Extracted records:
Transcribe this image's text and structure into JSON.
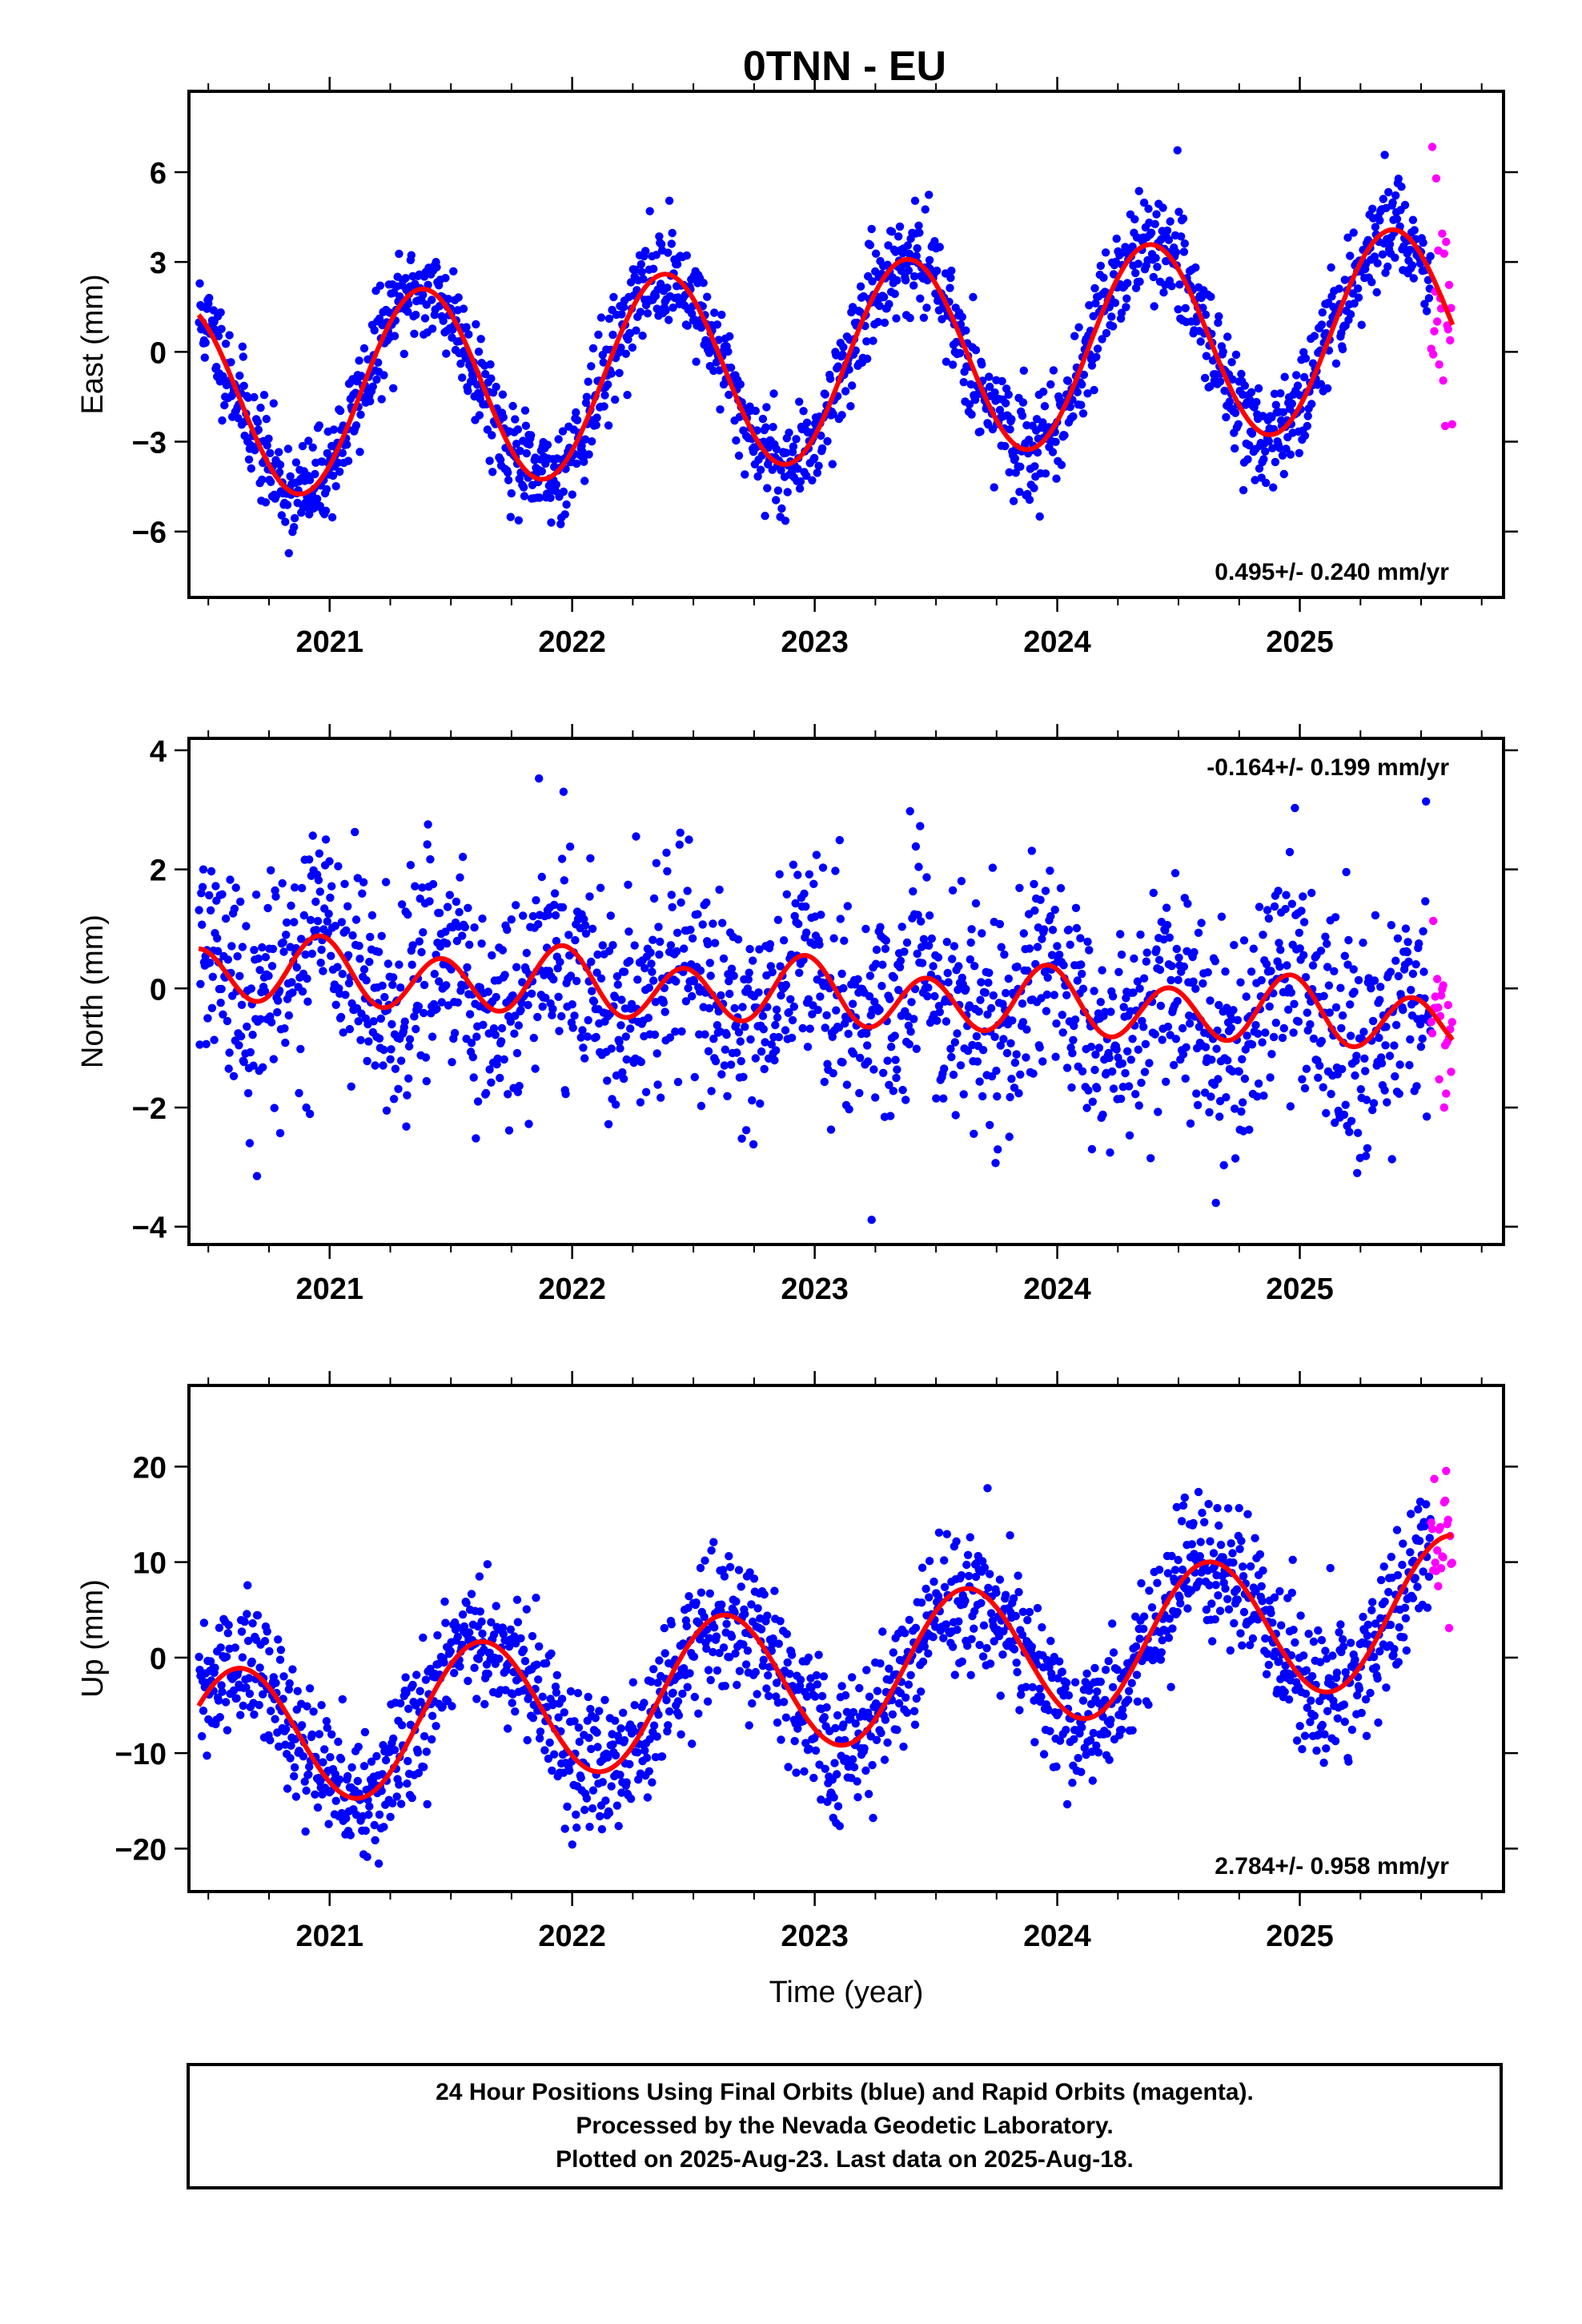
{
  "title": "0TNN - EU",
  "caption": {
    "lines": [
      "24 Hour Positions Using Final Orbits (blue) and Rapid Orbits (magenta).",
      "Processed by the Nevada Geodetic Laboratory.",
      "Plotted on 2025-Aug-23. Last data on 2025-Aug-18."
    ]
  },
  "colors": {
    "final": "#0000ff",
    "rapid": "#ff00ff",
    "model": "#ff0000",
    "frame": "#000000"
  },
  "chart_data": [
    {
      "type": "scatter",
      "ylabel": "East (mm)",
      "xlabel": "",
      "xlim": [
        2020.42,
        2025.84
      ],
      "ylim": [
        -8.2,
        8.7
      ],
      "yticks": [
        -6,
        -3,
        0,
        3,
        6
      ],
      "ytick_labels": [
        "−6",
        "−3",
        "0",
        "3",
        "6"
      ],
      "xticks": [
        2021,
        2022,
        2023,
        2024,
        2025
      ],
      "xtick_labels": [
        "2021",
        "2022",
        "2023",
        "2024",
        "2025"
      ],
      "grid": false,
      "rate_text": "0.495+/- 0.240 mm/yr",
      "rate_position": "bottom-right",
      "model": {
        "offset": -0.4,
        "trend": 0.495,
        "t_ref": 2023.0,
        "annual_amp": 3.3,
        "annual_peak": 2023.38,
        "semiannual_amp": 0.0,
        "semiannual_peak": 2023.1
      },
      "series": [
        {
          "kind": "final",
          "t_start": 2020.46,
          "t_end": 2025.54,
          "count": 1700,
          "scatter_sigma": 0.85,
          "seed": 11
        },
        {
          "kind": "rapid",
          "t_start": 2025.54,
          "t_end": 2025.63,
          "count": 22,
          "scatter_sigma": 2.2,
          "seed": 12
        }
      ]
    },
    {
      "type": "scatter",
      "ylabel": "North (mm)",
      "xlabel": "",
      "xlim": [
        2020.42,
        2025.84
      ],
      "ylim": [
        -4.3,
        4.2
      ],
      "yticks": [
        -4,
        -2,
        0,
        2,
        4
      ],
      "ytick_labels": [
        "−4",
        "−2",
        "0",
        "2",
        "4"
      ],
      "xticks": [
        2021,
        2022,
        2023,
        2024,
        2025
      ],
      "xtick_labels": [
        "2021",
        "2022",
        "2023",
        "2024",
        "2025"
      ],
      "grid": false,
      "rate_text": "-0.164+/- 0.199 mm/yr",
      "rate_position": "top-right",
      "model": {
        "offset": -0.1,
        "trend": -0.164,
        "t_ref": 2023.0,
        "annual_amp": 0.15,
        "annual_peak": 2022.95,
        "semiannual_amp": 0.5,
        "semiannual_peak": 2022.96
      },
      "series": [
        {
          "kind": "final",
          "t_start": 2020.46,
          "t_end": 2025.54,
          "count": 1700,
          "scatter_sigma": 0.95,
          "seed": 21
        },
        {
          "kind": "rapid",
          "t_start": 2025.54,
          "t_end": 2025.63,
          "count": 22,
          "scatter_sigma": 0.7,
          "seed": 22
        }
      ]
    },
    {
      "type": "scatter",
      "ylabel": "Up (mm)",
      "xlabel": "Time (year)",
      "xlim": [
        2020.42,
        2025.84
      ],
      "ylim": [
        -24.5,
        28.5
      ],
      "yticks": [
        -20,
        -10,
        0,
        10,
        20
      ],
      "ytick_labels": [
        "−20",
        "−10",
        "0",
        "10",
        "20"
      ],
      "xticks": [
        2021,
        2022,
        2023,
        2024,
        2025
      ],
      "xtick_labels": [
        "2021",
        "2022",
        "2023",
        "2024",
        "2025"
      ],
      "grid": false,
      "rate_text": "2.784+/- 0.958 mm/yr",
      "rate_position": "bottom-right",
      "model": {
        "offset": -2.0,
        "trend": 2.784,
        "t_ref": 2023.0,
        "annual_amp": 7.5,
        "annual_peak": 2023.62,
        "semiannual_amp": 0.0,
        "semiannual_peak": 2023.1
      },
      "series": [
        {
          "kind": "final",
          "t_start": 2020.46,
          "t_end": 2025.54,
          "count": 1700,
          "scatter_sigma": 3.6,
          "seed": 31
        },
        {
          "kind": "rapid",
          "t_start": 2025.54,
          "t_end": 2025.63,
          "count": 22,
          "scatter_sigma": 3.5,
          "seed": 32
        }
      ]
    }
  ]
}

Written task
Pictures stay out of the copy; please restate every record above exactly.

Solution below
Transcribe this image's text and structure into JSON.
{
  "title": "0TNN - EU",
  "caption": {
    "lines": [
      "24 Hour Positions Using Final Orbits (blue) and Rapid Orbits (magenta).",
      "Processed by the Nevada Geodetic Laboratory.",
      "Plotted on 2025-Aug-23. Last data on 2025-Aug-18."
    ]
  },
  "colors": {
    "final": "#0000ff",
    "rapid": "#ff00ff",
    "model": "#ff0000",
    "frame": "#000000"
  },
  "chart_data": [
    {
      "type": "scatter",
      "ylabel": "East (mm)",
      "xlabel": "",
      "xlim": [
        2020.42,
        2025.84
      ],
      "ylim": [
        -8.2,
        8.7
      ],
      "yticks": [
        -6,
        -3,
        0,
        3,
        6
      ],
      "ytick_labels": [
        "−6",
        "−3",
        "0",
        "3",
        "6"
      ],
      "xticks": [
        2021,
        2022,
        2023,
        2024,
        2025
      ],
      "xtick_labels": [
        "2021",
        "2022",
        "2023",
        "2024",
        "2025"
      ],
      "grid": false,
      "rate_text": "0.495+/- 0.240 mm/yr",
      "rate_position": "bottom-right",
      "model": {
        "offset": -0.4,
        "trend": 0.495,
        "t_ref": 2023.0,
        "annual_amp": 3.3,
        "annual_peak": 2023.38,
        "semiannual_amp": 0.0,
        "semiannual_peak": 2023.1
      },
      "series": [
        {
          "kind": "final",
          "t_start": 2020.46,
          "t_end": 2025.54,
          "count": 1700,
          "scatter_sigma": 0.85,
          "seed": 11
        },
        {
          "kind": "rapid",
          "t_start": 2025.54,
          "t_end": 2025.63,
          "count": 22,
          "scatter_sigma": 2.2,
          "seed": 12
        }
      ]
    },
    {
      "type": "scatter",
      "ylabel": "North (mm)",
      "xlabel": "",
      "xlim": [
        2020.42,
        2025.84
      ],
      "ylim": [
        -4.3,
        4.2
      ],
      "yticks": [
        -4,
        -2,
        0,
        2,
        4
      ],
      "ytick_labels": [
        "−4",
        "−2",
        "0",
        "2",
        "4"
      ],
      "xticks": [
        2021,
        2022,
        2023,
        2024,
        2025
      ],
      "xtick_labels": [
        "2021",
        "2022",
        "2023",
        "2024",
        "2025"
      ],
      "grid": false,
      "rate_text": "-0.164+/- 0.199 mm/yr",
      "rate_position": "top-right",
      "model": {
        "offset": -0.1,
        "trend": -0.164,
        "t_ref": 2023.0,
        "annual_amp": 0.15,
        "annual_peak": 2022.95,
        "semiannual_amp": 0.5,
        "semiannual_peak": 2022.96
      },
      "series": [
        {
          "kind": "final",
          "t_start": 2020.46,
          "t_end": 2025.54,
          "count": 1700,
          "scatter_sigma": 0.95,
          "seed": 21
        },
        {
          "kind": "rapid",
          "t_start": 2025.54,
          "t_end": 2025.63,
          "count": 22,
          "scatter_sigma": 0.7,
          "seed": 22
        }
      ]
    },
    {
      "type": "scatter",
      "ylabel": "Up (mm)",
      "xlabel": "Time (year)",
      "xlim": [
        2020.42,
        2025.84
      ],
      "ylim": [
        -24.5,
        28.5
      ],
      "yticks": [
        -20,
        -10,
        0,
        10,
        20
      ],
      "ytick_labels": [
        "−20",
        "−10",
        "0",
        "10",
        "20"
      ],
      "xticks": [
        2021,
        2022,
        2023,
        2024,
        2025
      ],
      "xtick_labels": [
        "2021",
        "2022",
        "2023",
        "2024",
        "2025"
      ],
      "grid": false,
      "rate_text": "2.784+/- 0.958 mm/yr",
      "rate_position": "bottom-right",
      "model": {
        "offset": -2.0,
        "trend": 2.784,
        "t_ref": 2023.0,
        "annual_amp": 7.5,
        "annual_peak": 2023.62,
        "semiannual_amp": 0.0,
        "semiannual_peak": 2023.1
      },
      "series": [
        {
          "kind": "final",
          "t_start": 2020.46,
          "t_end": 2025.54,
          "count": 1700,
          "scatter_sigma": 3.6,
          "seed": 31
        },
        {
          "kind": "rapid",
          "t_start": 2025.54,
          "t_end": 2025.63,
          "count": 22,
          "scatter_sigma": 3.5,
          "seed": 32
        }
      ]
    }
  ]
}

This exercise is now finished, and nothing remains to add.